(Entries taken from a collection)
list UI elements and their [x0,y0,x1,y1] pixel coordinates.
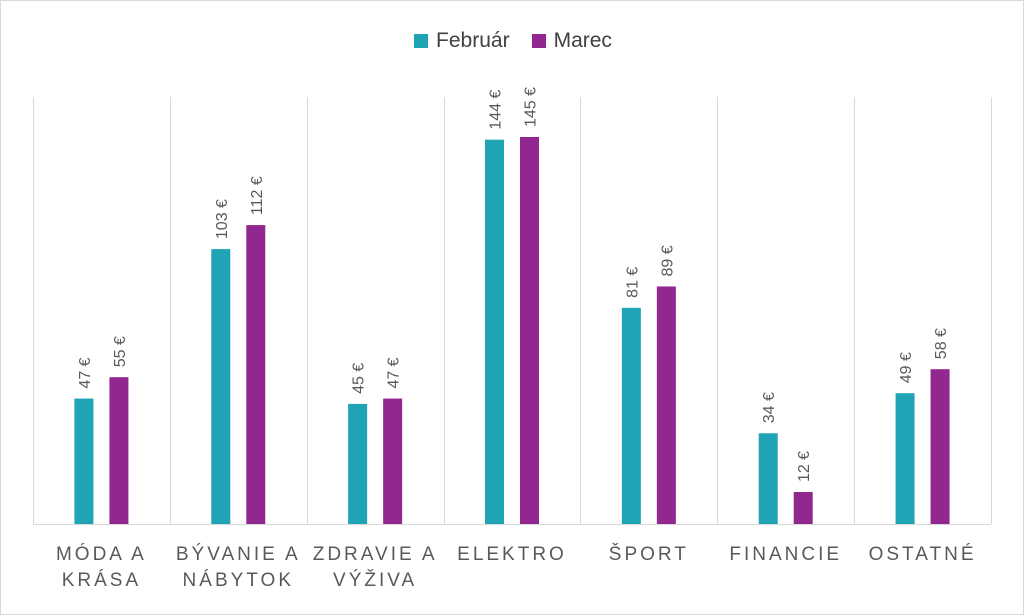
data-label: 112 € [249,176,266,215]
category-label: KRÁSA [62,570,141,591]
data-label: 49 € [898,352,915,383]
bar-marec [930,369,950,524]
bar-februar [895,393,915,524]
bar-februar [758,433,778,524]
category-label: BÝVANIE A [176,544,301,565]
legend-label-februar: Február [436,29,510,52]
data-label: 144 € [488,90,505,130]
data-label: 55 € [112,336,129,367]
bar-februar [348,403,368,524]
chart-legend: Február Marec [1,29,1024,53]
bar-marec [656,286,676,524]
data-label: 103 € [214,199,231,239]
category-label: ZDRAVIE A [313,544,438,565]
bar-februar [211,249,231,524]
bar-februar [621,307,641,524]
legend-swatch-marec [531,34,546,48]
data-label: 145 € [523,87,540,127]
category-label: OSTATNÉ [869,544,977,565]
data-label: 81 € [624,267,641,298]
legend-label-marec: Marec [553,29,612,52]
data-label: 89 € [659,245,676,276]
legend-item-februar: Február [414,29,510,53]
category-label: NÁBYTOK [183,570,294,591]
data-label: 47 € [77,357,94,388]
data-label: 12 € [796,451,813,482]
bar-marec [246,225,266,524]
data-label: 34 € [761,392,778,423]
category-label: ELEKTRO [457,544,567,565]
category-label: ŠPORT [609,543,689,565]
category-label: MÓDA A [56,543,147,565]
bar-marec [793,491,813,524]
legend-swatch-februar [414,34,429,48]
bar-februar [74,398,94,524]
category-label: VÝŽIVA [333,569,417,591]
bar-marec [520,137,539,524]
category-label: FINANCIE [729,544,842,565]
data-label: 47 € [386,357,403,388]
data-label: 45 € [351,363,368,394]
bar-marec [109,377,129,524]
bar-februar [485,139,504,525]
legend-item-marec: Marec [531,29,612,53]
data-label: 58 € [933,328,950,359]
bar-marec [383,398,403,524]
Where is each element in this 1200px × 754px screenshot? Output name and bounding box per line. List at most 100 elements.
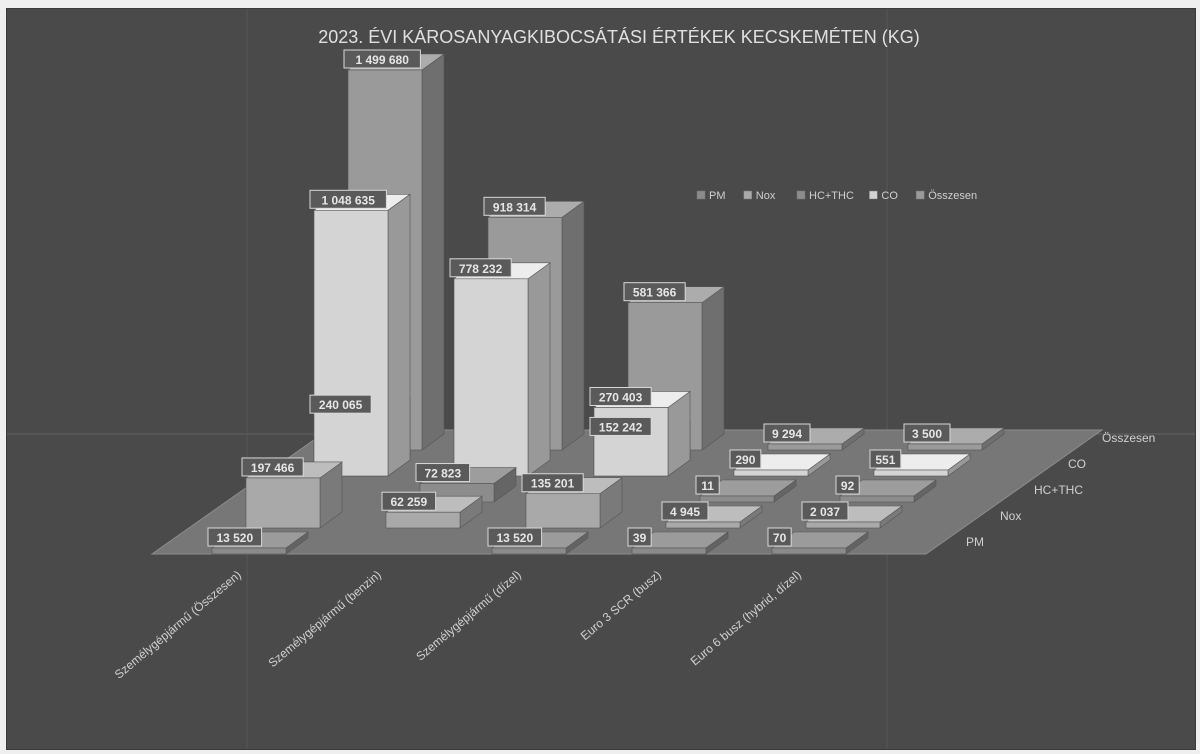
data-label: 13 520	[487, 527, 543, 547]
data-label: 2 037	[801, 501, 849, 521]
data-label-text: 11	[701, 479, 714, 493]
legend-swatch	[869, 190, 878, 200]
data-label: 72 823	[415, 463, 471, 483]
bar-side	[701, 286, 725, 451]
data-label-box	[343, 49, 421, 69]
data-label: 39	[627, 527, 652, 547]
data-label: 290	[729, 449, 762, 469]
data-label-box	[801, 501, 849, 521]
data-label-text: 72 823	[424, 467, 461, 481]
legend-label: HC+THC	[809, 190, 854, 202]
legend-swatch	[696, 190, 706, 200]
data-label-text: 1 048 635	[322, 193, 376, 207]
bar	[771, 531, 869, 555]
data-label-box	[487, 527, 543, 547]
bar-front	[771, 547, 847, 555]
bar-front	[767, 443, 843, 451]
bar-front	[631, 547, 707, 555]
data-label-text: 240 065	[319, 398, 363, 412]
legend-item: Nox	[743, 190, 776, 202]
data-label-text: 551	[875, 453, 895, 467]
category-label: Euro 3 SCR (busz)	[578, 568, 664, 643]
data-label: 92	[835, 475, 860, 495]
bar-front	[211, 547, 287, 555]
bar-front	[665, 521, 741, 529]
bar-front	[699, 495, 775, 503]
data-label-box	[661, 501, 709, 521]
data-label: 9 294	[763, 423, 811, 443]
data-label: 270 403	[589, 386, 652, 406]
data-label: 197 466	[241, 457, 304, 477]
data-label: 918 314	[483, 196, 546, 216]
bar	[313, 193, 411, 477]
data-label-box	[381, 491, 437, 511]
data-label-text: 70	[773, 531, 787, 545]
legend-label: CO	[881, 190, 898, 202]
bar-side	[421, 53, 445, 451]
data-label: 62 259	[381, 491, 437, 511]
bar-front	[453, 278, 529, 477]
data-label-text: 2 037	[810, 505, 840, 519]
bar	[699, 479, 797, 503]
data-label-text: 13 520	[496, 531, 533, 545]
data-label: 70	[767, 527, 792, 547]
data-label-box	[309, 189, 387, 209]
data-label-box	[207, 527, 263, 547]
data-label-text: 778 232	[459, 262, 503, 276]
chart-frame: 1 499 680 918 314 581 366 9 294 3 500 240 065…	[6, 8, 1196, 750]
data-label-text: 1 499 680	[356, 53, 410, 67]
legend-swatch	[796, 190, 806, 200]
depth-axis-label: CO	[1068, 457, 1086, 471]
bar-front	[385, 511, 461, 529]
bar-front	[245, 477, 321, 529]
data-label-box	[729, 449, 762, 469]
bar	[453, 262, 551, 477]
category-label: Euro 6 busz (hybrid, dízel)	[688, 568, 804, 669]
data-label-box	[763, 423, 811, 443]
data-label-box	[903, 423, 951, 443]
data-label-box	[309, 394, 372, 414]
bar-front	[907, 443, 983, 451]
bar-front	[525, 493, 601, 529]
legend-label: PM	[709, 190, 726, 202]
data-label: 152 242	[589, 416, 652, 436]
data-label-text: 92	[841, 479, 855, 493]
bar	[525, 477, 623, 529]
bar-side	[527, 262, 551, 477]
data-label-text: 581 366	[633, 286, 677, 300]
data-label-box	[695, 475, 720, 495]
bar-front	[873, 469, 949, 477]
depth-axis-label: Összesen	[1102, 431, 1155, 445]
bar-side	[387, 193, 411, 477]
depth-axis-label: Nox	[1000, 509, 1021, 523]
data-label-text: 197 466	[251, 461, 295, 475]
legend-label: Nox	[756, 190, 776, 202]
legend-item: Összesen	[915, 190, 977, 202]
data-label-box	[415, 463, 471, 483]
data-label-box	[767, 527, 792, 547]
legend-label: Összesen	[928, 190, 977, 202]
data-label-text: 3 500	[912, 427, 942, 441]
data-labels-layer: 1 499 680 918 314 581 366 9 294 3 500 240 065…	[207, 49, 951, 547]
data-label-box	[835, 475, 860, 495]
data-label-box	[623, 282, 686, 302]
data-label-box	[589, 416, 652, 436]
data-label-text: 270 403	[599, 390, 643, 404]
data-label-text: 135 201	[531, 477, 575, 491]
data-label-box	[449, 258, 512, 278]
data-label-box	[627, 527, 652, 547]
legend-item: PM	[696, 190, 726, 202]
data-label: 778 232	[449, 258, 512, 278]
data-label-box	[869, 449, 902, 469]
data-label: 581 366	[623, 282, 686, 302]
depth-axis-label: HC+THC	[1034, 483, 1083, 497]
data-label: 11	[695, 475, 720, 495]
bar-front	[733, 469, 809, 477]
data-label: 4 945	[661, 501, 709, 521]
legend: PM Nox HC+THC CO Összesen	[696, 190, 977, 202]
data-label-box	[483, 196, 546, 216]
data-label-text: 918 314	[493, 200, 537, 214]
data-label-text: 152 242	[599, 420, 643, 434]
data-label: 240 065	[309, 394, 372, 414]
data-label-text: 290	[735, 453, 755, 467]
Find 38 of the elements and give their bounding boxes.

*Work to do*
Rewrite all of the data above with every "bar-marec" changed to "bar-march" and nothing else altered. Leave out the pictures.

*Written solution*
list UI elements and their [x0,y0,x1,y1] pixel coordinates.
data-label: 112 € [249,176,266,215]
category-label: KRÁSA [62,570,141,591]
data-label: 49 € [898,352,915,383]
bar-march [930,369,950,524]
bar-februar [895,393,915,524]
bar-februar [758,433,778,524]
category-label: BÝVANIE A [176,544,301,565]
legend-label-februar: Február [436,29,510,52]
data-label: 144 € [488,90,505,130]
data-label: 55 € [112,336,129,367]
bar-februar [348,403,368,524]
chart-legend: Február Marec [1,29,1024,53]
bar-march [656,286,676,524]
data-label: 103 € [214,199,231,239]
category-label: ZDRAVIE A [313,544,438,565]
bar-februar [211,249,231,524]
bar-februar [621,307,641,524]
legend-swatch-marec [531,34,546,48]
data-label: 145 € [523,87,540,127]
category-label: OSTATNÉ [869,544,977,565]
data-label: 81 € [624,267,641,298]
legend-label-marec: Marec [553,29,612,52]
data-label: 89 € [659,245,676,276]
legend-item-februar: Február [414,29,510,53]
category-label: NÁBYTOK [183,570,294,591]
data-label: 47 € [77,357,94,388]
data-label: 12 € [796,451,813,482]
bar-march [246,225,266,524]
data-label: 34 € [761,392,778,423]
category-label: ELEKTRO [457,544,567,565]
category-label: ŠPORT [609,543,689,565]
category-label: MÓDA A [56,543,147,565]
bar-march [793,491,813,524]
legend-swatch-februar [414,34,429,48]
bar-februar [74,398,94,524]
category-label: VÝŽIVA [333,569,417,591]
bar-march [520,137,539,524]
category-label: FINANCIE [729,544,842,565]
data-label: 47 € [386,357,403,388]
data-label: 45 € [351,363,368,394]
bar-march [109,377,129,524]
bar-februar [485,139,504,525]
legend-item-marec: Marec [531,29,612,53]
data-label: 58 € [933,328,950,359]
bar-march [383,398,403,524]
Where is each element in this 1200px × 754px screenshot? Output name and bounding box per line. List at most 100 elements.
data-label: 13 520	[487, 527, 543, 547]
data-label: 2 037	[801, 501, 849, 521]
data-label-text: 11	[701, 479, 714, 493]
legend-swatch	[869, 190, 878, 200]
data-label: 72 823	[415, 463, 471, 483]
bar-side	[701, 286, 725, 451]
data-label-box	[343, 49, 421, 69]
data-label: 39	[627, 527, 652, 547]
data-label: 290	[729, 449, 762, 469]
data-label-box	[801, 501, 849, 521]
data-label-text: 72 823	[424, 467, 461, 481]
legend-label: HC+THC	[809, 190, 854, 202]
legend-swatch	[696, 190, 706, 200]
data-label-text: 1 048 635	[322, 193, 376, 207]
bar	[771, 531, 869, 555]
data-label-box	[487, 527, 543, 547]
bar-front	[771, 547, 847, 555]
bar-front	[767, 443, 843, 451]
bar-front	[631, 547, 707, 555]
data-label-text: 240 065	[319, 398, 363, 412]
legend-item: Nox	[743, 190, 776, 202]
data-label-text: 551	[875, 453, 895, 467]
category-label: Euro 3 SCR (busz)	[578, 568, 664, 643]
data-label: 92	[835, 475, 860, 495]
bar-front	[211, 547, 287, 555]
bar-front	[665, 521, 741, 529]
bar-front	[699, 495, 775, 503]
data-label-box	[661, 501, 709, 521]
data-label: 9 294	[763, 423, 811, 443]
data-label: 270 403	[589, 386, 652, 406]
data-label: 197 466	[241, 457, 304, 477]
data-label: 918 314	[483, 196, 546, 216]
bar	[313, 193, 411, 477]
data-label-box	[381, 491, 437, 511]
data-label-text: 70	[773, 531, 787, 545]
legend-label: CO	[881, 190, 898, 202]
bar-side	[421, 53, 445, 451]
data-label: 62 259	[381, 491, 437, 511]
bar-front	[453, 278, 529, 477]
data-label-text: 2 037	[810, 505, 840, 519]
bar	[699, 479, 797, 503]
data-label-text: 13 520	[496, 531, 533, 545]
data-label: 70	[767, 527, 792, 547]
data-label-box	[309, 189, 387, 209]
data-label-box	[207, 527, 263, 547]
data-label-text: 778 232	[459, 262, 503, 276]
chart-frame: 1 499 680 918 314 581 366 9 294 3 500 240 065…	[6, 8, 1196, 750]
data-label-text: 1 499 680	[356, 53, 410, 67]
legend-swatch	[796, 190, 806, 200]
depth-axis-label: CO	[1068, 457, 1086, 471]
bar-front	[385, 511, 461, 529]
bar-front	[245, 477, 321, 529]
data-label-box	[729, 449, 762, 469]
bar	[453, 262, 551, 477]
category-label: Euro 6 busz (hybrid, dízel)	[688, 568, 804, 669]
data-label-box	[763, 423, 811, 443]
data-label-box	[903, 423, 951, 443]
data-label-box	[309, 394, 372, 414]
bar-front	[907, 443, 983, 451]
bar-front	[525, 493, 601, 529]
legend-label: PM	[709, 190, 726, 202]
data-label: 152 242	[589, 416, 652, 436]
data-label-text: 92	[841, 479, 855, 493]
bar	[525, 477, 623, 529]
bar-side	[527, 262, 551, 477]
data-label-text: 581 366	[633, 286, 677, 300]
data-label-box	[695, 475, 720, 495]
bar-front	[873, 469, 949, 477]
depth-axis-label: Összesen	[1102, 431, 1155, 445]
bar-side	[387, 193, 411, 477]
depth-axis-label: Nox	[1000, 509, 1021, 523]
data-label-text: 197 466	[251, 461, 295, 475]
legend-label: Nox	[756, 190, 776, 202]
legend-item: Összesen	[915, 190, 977, 202]
data-label-box	[415, 463, 471, 483]
data-label-box	[767, 527, 792, 547]
legend-label: Összesen	[928, 190, 977, 202]
data-label-text: 3 500	[912, 427, 942, 441]
data-labels-layer: 1 499 680 918 314 581 366 9 294 3 500 240 065…	[207, 49, 951, 547]
data-label-box	[835, 475, 860, 495]
data-label-box	[623, 282, 686, 302]
data-label-box	[589, 416, 652, 436]
data-label-text: 270 403	[599, 390, 643, 404]
data-label-text: 135 201	[531, 477, 575, 491]
data-label-box	[449, 258, 512, 278]
data-label-box	[627, 527, 652, 547]
legend-item: PM	[696, 190, 726, 202]
data-label: 778 232	[449, 258, 512, 278]
data-label-box	[869, 449, 902, 469]
data-label: 581 366	[623, 282, 686, 302]
depth-axis-label: HC+THC	[1034, 483, 1083, 497]
data-label: 11	[695, 475, 720, 495]
bar-front	[733, 469, 809, 477]
data-label: 4 945	[661, 501, 709, 521]
legend: PM Nox HC+THC CO Összesen	[696, 190, 977, 202]
data-label-box	[483, 196, 546, 216]
data-label-text: 918 314	[493, 200, 537, 214]
data-label-text: 152 242	[599, 420, 643, 434]
data-label: 240 065	[309, 394, 372, 414]
data-label-text: 290	[735, 453, 755, 467]
Find 38 of the elements and give their bounding boxes.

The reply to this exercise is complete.